--- BEGIN Provided information ---
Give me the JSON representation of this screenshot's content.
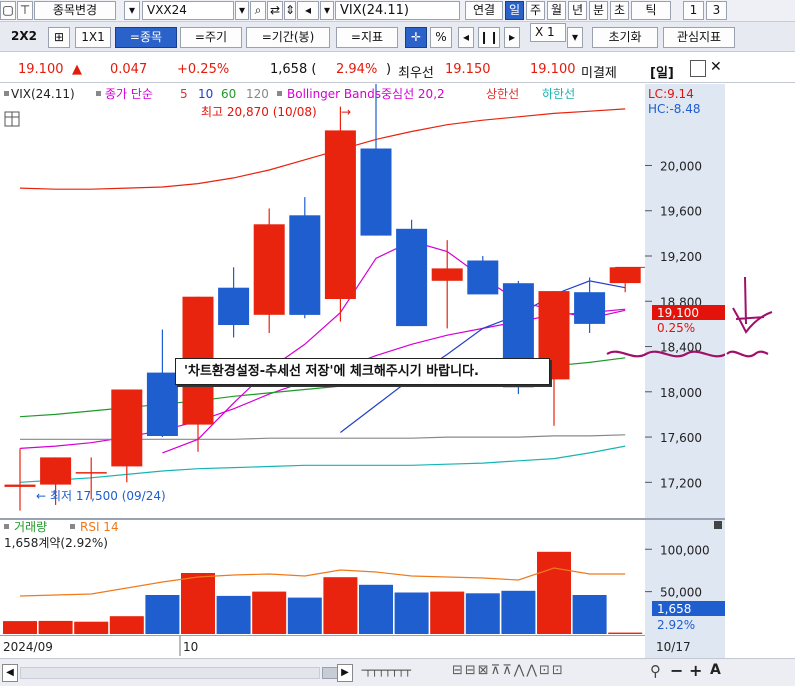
{
  "toolbar1": {
    "item_change": "종목변경",
    "symbol_code": "VXX24",
    "symbol_name": "VIX(24.11)",
    "linked": "연결",
    "periods": [
      "일",
      "주",
      "월",
      "년",
      "분",
      "초",
      "틱"
    ],
    "active_period": "일",
    "nums": [
      "1",
      "3"
    ]
  },
  "toolbar2": {
    "layout": "2X2",
    "ratio": "1X1",
    "item_btn": "=종목",
    "cycle_btn": "=주기",
    "range_btn": "=기간(봉)",
    "indicator_btn": "=지표",
    "pct": "%",
    "zoom": "X 1",
    "reset": "초기화",
    "watch": "관심지표"
  },
  "quote": {
    "price": "19.100",
    "arrow": "▲",
    "change": "0.047",
    "change_pct": "+0.25%",
    "volume": "1,658 (",
    "volume_pct": "2.94%",
    "volume_close": ")",
    "best_ask_label": "최우선",
    "best_ask": "19.150",
    "best_bid": "19.100",
    "unsettled": "미결제",
    "day": "[일]"
  },
  "note": "'차트환경설정-추세선 저장'에 체크해주시기 바랍니다.",
  "bottom": {
    "scroll_icons": [
      "◀",
      "▶"
    ]
  },
  "chart_data": {
    "type": "candlestick",
    "legend": {
      "symbol": "VIX(24.11)",
      "ma_label": "종가 단순",
      "ma_periods": [
        "5",
        "10",
        "60",
        "120"
      ],
      "bb_label": "Bollinger Bands중심선 20,2",
      "bb_upper": "상한선",
      "bb_lower": "하한선"
    },
    "top_right": [
      "LC:9.14",
      "HC:-8.48"
    ],
    "high_annotation": "최고 20,870 (10/08)",
    "low_annotation": "최저 17,500 (09/24)",
    "yticks": [
      "20,000",
      "19,600",
      "19,200",
      "18,800",
      "18,400",
      "18,000",
      "17,600",
      "17,200"
    ],
    "ytick_values": [
      20000,
      19600,
      19200,
      18800,
      18400,
      18000,
      17600,
      17200
    ],
    "price_label": "19,100",
    "price_label_pct": "0.25%",
    "price_value": 19100,
    "ylim": [
      16920,
      20720
    ],
    "candles": [
      {
        "o": 17160,
        "h": 17500,
        "l": 16950,
        "c": 17180
      },
      {
        "o": 17180,
        "h": 17420,
        "l": 17000,
        "c": 17420
      },
      {
        "o": 17280,
        "h": 17420,
        "l": 17050,
        "c": 17290
      },
      {
        "o": 17340,
        "h": 18020,
        "l": 17200,
        "c": 18020
      },
      {
        "o": 18170,
        "h": 18550,
        "l": 17600,
        "c": 17610
      },
      {
        "o": 17710,
        "h": 18840,
        "l": 17470,
        "c": 18840
      },
      {
        "o": 18920,
        "h": 19100,
        "l": 18480,
        "c": 18590
      },
      {
        "o": 18680,
        "h": 19620,
        "l": 18520,
        "c": 19480
      },
      {
        "o": 19560,
        "h": 19720,
        "l": 18650,
        "c": 18680
      },
      {
        "o": 18820,
        "h": 20520,
        "l": 18620,
        "c": 20310
      },
      {
        "o": 20150,
        "h": 20870,
        "l": 19380,
        "c": 19380
      },
      {
        "o": 19440,
        "h": 19520,
        "l": 18580,
        "c": 18580
      },
      {
        "o": 18980,
        "h": 19340,
        "l": 18560,
        "c": 19090
      },
      {
        "o": 19160,
        "h": 19200,
        "l": 18920,
        "c": 18860
      },
      {
        "o": 18960,
        "h": 18980,
        "l": 17980,
        "c": 18040
      },
      {
        "o": 18110,
        "h": 18890,
        "l": 17700,
        "c": 18890
      },
      {
        "o": 18880,
        "h": 19010,
        "l": 18520,
        "c": 18600
      },
      {
        "o": 18960,
        "h": 18960,
        "l": 18880,
        "c": 19100
      }
    ],
    "colors_up": "#e8230e",
    "colors_down": "#1f5ecf",
    "ma5": [
      null,
      null,
      null,
      null,
      17460,
      17580,
      17900,
      18200,
      18420,
      18700,
      19180,
      19330,
      19240,
      19010,
      18800,
      18720,
      18650,
      18720
    ],
    "ma10": [
      null,
      null,
      null,
      null,
      null,
      null,
      null,
      null,
      null,
      17640,
      17880,
      18120,
      18330,
      18560,
      18680,
      18860,
      18980,
      18920
    ],
    "ma60": [
      17780,
      17800,
      17830,
      17860,
      17890,
      17920,
      17960,
      17990,
      18020,
      18050,
      18080,
      18110,
      18140,
      18170,
      18200,
      18230,
      18260,
      18300
    ],
    "ma120": [
      17580,
      17580,
      17580,
      17580,
      17580,
      17580,
      17580,
      17590,
      17590,
      17590,
      17590,
      17590,
      17600,
      17600,
      17600,
      17610,
      17610,
      17620
    ],
    "bb_mid": [
      17500,
      17520,
      17550,
      17600,
      17660,
      17740,
      17850,
      17980,
      18090,
      18200,
      18320,
      18420,
      18500,
      18560,
      18620,
      18680,
      18700,
      18730
    ],
    "bb_upper": [
      19800,
      19790,
      19790,
      19800,
      19810,
      19840,
      19890,
      19960,
      20050,
      20140,
      20230,
      20300,
      20360,
      20400,
      20430,
      20460,
      20480,
      20500
    ],
    "bb_lower": [
      17200,
      17220,
      17240,
      17270,
      17300,
      17320,
      17330,
      17340,
      17350,
      17350,
      17350,
      17350,
      17360,
      17370,
      17390,
      17410,
      17460,
      17520
    ],
    "volume_label": "거래량",
    "rsi_label": "RSI 14",
    "volume_info": "1,658계약(2.92%)",
    "volume": [
      15200,
      15500,
      14500,
      21000,
      46000,
      72000,
      45000,
      50000,
      43000,
      67000,
      58000,
      49000,
      50000,
      48000,
      51000,
      97000,
      46000,
      1658
    ],
    "volume_yticks": [
      "100,000",
      "50,000"
    ],
    "volume_ytick_values": [
      100000,
      50000
    ],
    "volume_ylim": [
      0,
      118000
    ],
    "volume_current": "1,658",
    "volume_current_pct": "2.92%",
    "rsi": [
      38,
      39,
      40,
      46,
      52,
      57,
      59,
      60,
      58,
      64,
      62,
      58,
      57,
      56,
      54,
      66,
      60,
      60
    ],
    "x_labels": [
      "2024/09",
      "10",
      "10/17"
    ]
  }
}
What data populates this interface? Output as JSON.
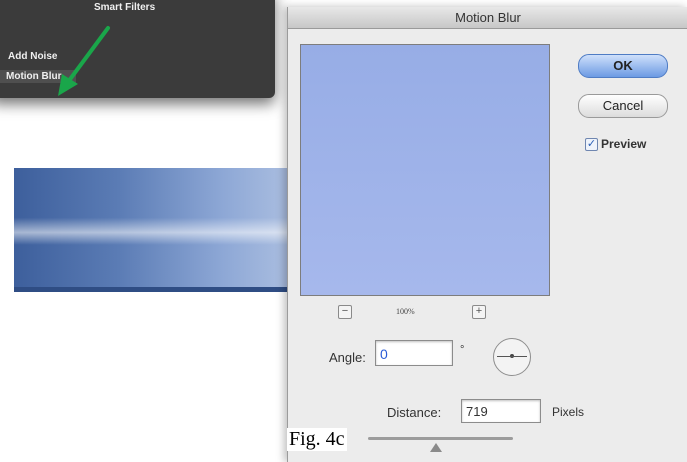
{
  "menu": {
    "items": [
      "Smart Filters",
      "Add Noise",
      "Motion Blur"
    ]
  },
  "dialog": {
    "title": "Motion Blur",
    "ok_label": "OK",
    "cancel_label": "Cancel",
    "preview_label": "Preview",
    "preview_checked": true,
    "zoom_level": "100%",
    "zoom_minus": "−",
    "zoom_plus": "+",
    "angle_label": "Angle:",
    "angle_value": "0",
    "degree_symbol": "°",
    "distance_label": "Distance:",
    "distance_value": "719",
    "distance_unit": "Pixels"
  },
  "caption": "Fig. 4c",
  "colors": {
    "arrow": "#1aa64a",
    "preview_fill": "#a1b4ea",
    "menu_bg": "#3b3b3b"
  }
}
--- END Provided information ---
### Problem to work on:
Your task is to give again, unchanged, the lines from the line that contains "What data populates" to the end of the records. Include both end lines but no pictures.

### Right answer:
What data populates this interface? Output as JSON.
{
  "menu": {
    "items": [
      "Smart Filters",
      "Add Noise",
      "Motion Blur"
    ]
  },
  "dialog": {
    "title": "Motion Blur",
    "ok_label": "OK",
    "cancel_label": "Cancel",
    "preview_label": "Preview",
    "preview_checked": true,
    "zoom_level": "100%",
    "zoom_minus": "−",
    "zoom_plus": "+",
    "angle_label": "Angle:",
    "angle_value": "0",
    "degree_symbol": "°",
    "distance_label": "Distance:",
    "distance_value": "719",
    "distance_unit": "Pixels"
  },
  "caption": "Fig. 4c",
  "colors": {
    "arrow": "#1aa64a",
    "preview_fill": "#a1b4ea",
    "menu_bg": "#3b3b3b"
  }
}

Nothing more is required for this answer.